-- START DATA PROVIDED --

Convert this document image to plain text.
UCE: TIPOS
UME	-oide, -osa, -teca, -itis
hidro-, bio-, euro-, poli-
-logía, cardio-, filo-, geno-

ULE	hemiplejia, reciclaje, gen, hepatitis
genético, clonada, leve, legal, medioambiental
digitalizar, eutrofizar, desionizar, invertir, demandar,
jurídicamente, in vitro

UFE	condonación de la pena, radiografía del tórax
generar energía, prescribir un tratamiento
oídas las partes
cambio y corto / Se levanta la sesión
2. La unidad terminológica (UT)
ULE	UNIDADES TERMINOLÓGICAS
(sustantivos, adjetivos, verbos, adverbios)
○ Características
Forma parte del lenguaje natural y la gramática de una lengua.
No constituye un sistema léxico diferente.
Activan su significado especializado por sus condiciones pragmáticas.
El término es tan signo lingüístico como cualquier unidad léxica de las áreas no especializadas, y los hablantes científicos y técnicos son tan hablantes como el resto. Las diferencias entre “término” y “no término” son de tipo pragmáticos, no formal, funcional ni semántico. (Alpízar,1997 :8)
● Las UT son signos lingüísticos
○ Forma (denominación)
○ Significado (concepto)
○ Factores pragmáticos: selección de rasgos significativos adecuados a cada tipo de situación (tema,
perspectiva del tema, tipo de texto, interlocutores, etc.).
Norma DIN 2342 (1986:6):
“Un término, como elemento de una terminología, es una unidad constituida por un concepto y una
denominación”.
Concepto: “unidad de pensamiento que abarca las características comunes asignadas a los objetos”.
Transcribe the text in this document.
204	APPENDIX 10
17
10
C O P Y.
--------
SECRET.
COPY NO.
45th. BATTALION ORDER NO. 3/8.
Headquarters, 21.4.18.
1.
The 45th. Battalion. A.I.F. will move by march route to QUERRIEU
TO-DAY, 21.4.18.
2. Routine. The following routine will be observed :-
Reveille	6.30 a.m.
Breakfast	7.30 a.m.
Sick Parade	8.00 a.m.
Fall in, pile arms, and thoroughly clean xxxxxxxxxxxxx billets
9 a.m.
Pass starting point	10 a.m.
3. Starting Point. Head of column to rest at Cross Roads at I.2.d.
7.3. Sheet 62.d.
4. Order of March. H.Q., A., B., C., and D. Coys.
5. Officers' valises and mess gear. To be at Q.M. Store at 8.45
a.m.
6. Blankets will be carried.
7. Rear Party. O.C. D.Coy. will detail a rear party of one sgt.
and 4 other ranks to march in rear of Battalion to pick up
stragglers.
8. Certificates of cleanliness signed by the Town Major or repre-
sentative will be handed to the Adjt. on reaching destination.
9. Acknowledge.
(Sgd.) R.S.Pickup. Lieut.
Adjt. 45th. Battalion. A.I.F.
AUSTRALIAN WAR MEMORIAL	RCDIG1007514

-- END DATA PROVIDED --

- WORK INSTRUCTIONS
Nothing in the listing may be changed; retype it all exactly.

- SOLUTION FOR THIS TASK
Convert this document image to plain text.
UCE: TIPOS
UME	-oide, -osa, -teca, -itis
hidro-, bio-, euro-, poli-
-logía, cardio-, filo-, geno-

ULE	hemiplejia, reciclaje, gen, hepatitis
genético, clonada, leve, legal, medioambiental
digitalizar, eutrofizar, desionizar, invertir, demandar,
jurídicamente, in vitro

UFE	condonación de la pena, radiografía del tórax
generar energía, prescribir un tratamiento
oídas las partes
cambio y corto / Se levanta la sesión
2. La unidad terminológica (UT)
ULE	UNIDADES TERMINOLÓGICAS
(sustantivos, adjetivos, verbos, adverbios)
○ Características
Forma parte del lenguaje natural y la gramática de una lengua.
No constituye un sistema léxico diferente.
Activan su significado especializado por sus condiciones pragmáticas.
El término es tan signo lingüístico como cualquier unidad léxica de las áreas no especializadas, y los hablantes científicos y técnicos son tan hablantes como el resto. Las diferencias entre “término” y “no término” son de tipo pragmáticos, no formal, funcional ni semántico. (Alpízar,1997 :8)
● Las UT son signos lingüísticos
○ Forma (denominación)
○ Significado (concepto)
○ Factores pragmáticos: selección de rasgos significativos adecuados a cada tipo de situación (tema,
perspectiva del tema, tipo de texto, interlocutores, etc.).
Norma DIN 2342 (1986:6):
“Un término, como elemento de una terminología, es una unidad constituida por un concepto y una
denominación”.
Concepto: “unidad de pensamiento que abarca las características comunes asignadas a los objetos”.
Transcribe the text in this document.
204	APPENDIX 10
17
10
C O P Y.
--------
SECRET.
COPY NO.
45th. BATTALION ORDER NO. 3/8.
Headquarters, 21.4.18.
1.
The 45th. Battalion. A.I.F. will move by march route to QUERRIEU
TO-DAY, 21.4.18.
2. Routine. The following routine will be observed :-
Reveille	6.30 a.m.
Breakfast	7.30 a.m.
Sick Parade	8.00 a.m.
Fall in, pile arms, and thoroughly clean xxxxxxxxxxxxx billets
9 a.m.
Pass starting point	10 a.m.
3. Starting Point. Head of column to rest at Cross Roads at I.2.d.
7.3. Sheet 62.d.
4. Order of March. H.Q., A., B., C., and D. Coys.
5. Officers' valises and mess gear. To be at Q.M. Store at 8.45
a.m.
6. Blankets will be carried.
7. Rear Party. O.C. D.Coy. will detail a rear party of one sgt.
and 4 other ranks to march in rear of Battalion to pick up
stragglers.
8. Certificates of cleanliness signed by the Town Major or repre-
sentative will be handed to the Adjt. on reaching destination.
9. Acknowledge.
(Sgd.) R.S.Pickup. Lieut.
Adjt. 45th. Battalion. A.I.F.
AUSTRALIAN WAR MEMORIAL	RCDIG1007514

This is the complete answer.